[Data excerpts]
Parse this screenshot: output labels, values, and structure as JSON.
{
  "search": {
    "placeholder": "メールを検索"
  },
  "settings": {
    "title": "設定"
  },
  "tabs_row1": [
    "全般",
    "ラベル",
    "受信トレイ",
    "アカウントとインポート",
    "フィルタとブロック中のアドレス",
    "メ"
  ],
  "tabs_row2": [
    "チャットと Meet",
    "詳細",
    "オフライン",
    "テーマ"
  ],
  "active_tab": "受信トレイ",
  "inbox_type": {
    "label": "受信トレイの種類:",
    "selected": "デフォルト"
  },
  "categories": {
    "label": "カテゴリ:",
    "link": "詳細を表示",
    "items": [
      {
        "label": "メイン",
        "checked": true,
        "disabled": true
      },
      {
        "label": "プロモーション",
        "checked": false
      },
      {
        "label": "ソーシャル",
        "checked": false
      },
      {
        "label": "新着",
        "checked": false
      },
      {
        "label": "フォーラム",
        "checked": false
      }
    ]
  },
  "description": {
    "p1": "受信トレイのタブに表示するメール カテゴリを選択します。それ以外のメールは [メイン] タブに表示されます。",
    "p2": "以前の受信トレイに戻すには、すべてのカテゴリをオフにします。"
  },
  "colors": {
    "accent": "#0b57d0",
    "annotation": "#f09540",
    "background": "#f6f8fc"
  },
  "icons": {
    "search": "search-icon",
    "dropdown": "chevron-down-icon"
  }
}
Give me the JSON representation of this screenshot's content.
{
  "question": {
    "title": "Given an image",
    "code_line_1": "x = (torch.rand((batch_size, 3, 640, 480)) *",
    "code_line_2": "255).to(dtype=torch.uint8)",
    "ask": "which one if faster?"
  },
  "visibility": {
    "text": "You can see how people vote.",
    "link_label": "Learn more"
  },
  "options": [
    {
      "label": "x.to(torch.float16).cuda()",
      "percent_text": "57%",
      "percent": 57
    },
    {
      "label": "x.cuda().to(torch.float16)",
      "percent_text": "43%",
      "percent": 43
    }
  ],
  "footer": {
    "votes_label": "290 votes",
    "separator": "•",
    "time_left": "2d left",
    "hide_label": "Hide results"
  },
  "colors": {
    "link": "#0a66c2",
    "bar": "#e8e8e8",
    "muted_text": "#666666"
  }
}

What you will do:
Exactly as written, give again every line from the one containing "Give me the" through the last line of the material above, and no other lines.

Task solution:
Give me the JSON representation of this screenshot's content.
{
  "question": {
    "title": "Given an image",
    "code_line_1": "x = (torch.rand((batch_size, 3, 640, 480)) *",
    "code_line_2": "255).to(dtype=torch.uint8)",
    "ask": "which one if faster?"
  },
  "visibility": {
    "text": "You can see how people vote.",
    "link_label": "Learn more"
  },
  "options": [
    {
      "label": "x.to(torch.float16).cuda()",
      "percent_text": "57%",
      "percent": 57
    },
    {
      "label": "x.cuda().to(torch.float16)",
      "percent_text": "43%",
      "percent": 43
    }
  ],
  "footer": {
    "votes_label": "290 votes",
    "separator": "•",
    "time_left": "2d left",
    "hide_label": "Hide results"
  },
  "colors": {
    "link": "#0a66c2",
    "bar": "#e8e8e8",
    "muted_text": "#666666"
  }
}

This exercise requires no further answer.